GIVEN REQUEST ::
Print out each record below, unaltered and complete, without its images.

INFORMATION GIVEN ::
====
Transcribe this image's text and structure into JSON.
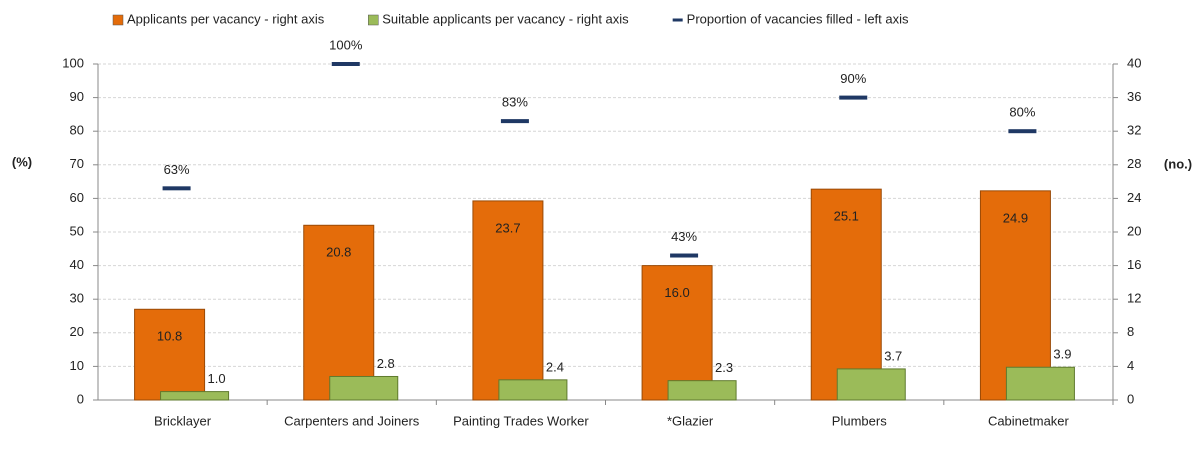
{
  "chart_data": {
    "type": "bar",
    "categories": [
      "Bricklayer",
      "Carpenters and Joiners",
      "Painting Trades Worker",
      "*Glazier",
      "Plumbers",
      "Cabinetmaker"
    ],
    "series": [
      {
        "name": "Applicants per vacancy - right axis",
        "type": "bar",
        "axis": "y2",
        "color": "#e46c0a",
        "values": [
          10.8,
          20.8,
          23.7,
          16.0,
          25.1,
          24.9
        ],
        "value_labels": [
          "10.8",
          "20.8",
          "23.7",
          "16.0",
          "25.1",
          "24.9"
        ]
      },
      {
        "name": "Suitable applicants per vacancy - right axis",
        "type": "bar",
        "axis": "y2",
        "color": "#9bbb59",
        "values": [
          1.0,
          2.8,
          2.4,
          2.3,
          3.7,
          3.9
        ],
        "value_labels": [
          "1.0",
          "2.8",
          "2.4",
          "2.3",
          "3.7",
          "3.9"
        ]
      },
      {
        "name": "Proportion of vacancies filled - left axis",
        "type": "marker",
        "axis": "y",
        "color": "#1f3864",
        "values": [
          63,
          100,
          83,
          43,
          90,
          80
        ],
        "value_labels": [
          "63%",
          "100%",
          "83%",
          "43%",
          "90%",
          "80%"
        ]
      }
    ],
    "ylabel": "(%)",
    "y2label": "(no.)",
    "ylim": [
      0,
      100
    ],
    "yticks": [
      0,
      10,
      20,
      30,
      40,
      50,
      60,
      70,
      80,
      90,
      100
    ],
    "y2lim": [
      0,
      40
    ],
    "y2ticks": [
      0,
      4,
      8,
      12,
      16,
      20,
      24,
      28,
      32,
      36,
      40
    ],
    "grid": true,
    "legend": "top"
  }
}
====
RESPONSE ::
Transcribe this image's text and structure into JSON.
{
  "chart_data": {
    "type": "bar",
    "categories": [
      "Bricklayer",
      "Carpenters and Joiners",
      "Painting Trades Worker",
      "*Glazier",
      "Plumbers",
      "Cabinetmaker"
    ],
    "series": [
      {
        "name": "Applicants per vacancy - right axis",
        "type": "bar",
        "axis": "y2",
        "color": "#e46c0a",
        "values": [
          10.8,
          20.8,
          23.7,
          16.0,
          25.1,
          24.9
        ],
        "value_labels": [
          "10.8",
          "20.8",
          "23.7",
          "16.0",
          "25.1",
          "24.9"
        ]
      },
      {
        "name": "Suitable applicants per vacancy - right axis",
        "type": "bar",
        "axis": "y2",
        "color": "#9bbb59",
        "values": [
          1.0,
          2.8,
          2.4,
          2.3,
          3.7,
          3.9
        ],
        "value_labels": [
          "1.0",
          "2.8",
          "2.4",
          "2.3",
          "3.7",
          "3.9"
        ]
      },
      {
        "name": "Proportion of vacancies filled - left axis",
        "type": "marker",
        "axis": "y",
        "color": "#1f3864",
        "values": [
          63,
          100,
          83,
          43,
          90,
          80
        ],
        "value_labels": [
          "63%",
          "100%",
          "83%",
          "43%",
          "90%",
          "80%"
        ]
      }
    ],
    "ylabel": "(%)",
    "y2label": "(no.)",
    "ylim": [
      0,
      100
    ],
    "yticks": [
      0,
      10,
      20,
      30,
      40,
      50,
      60,
      70,
      80,
      90,
      100
    ],
    "y2lim": [
      0,
      40
    ],
    "y2ticks": [
      0,
      4,
      8,
      12,
      16,
      20,
      24,
      28,
      32,
      36,
      40
    ],
    "grid": true,
    "legend": "top"
  }
}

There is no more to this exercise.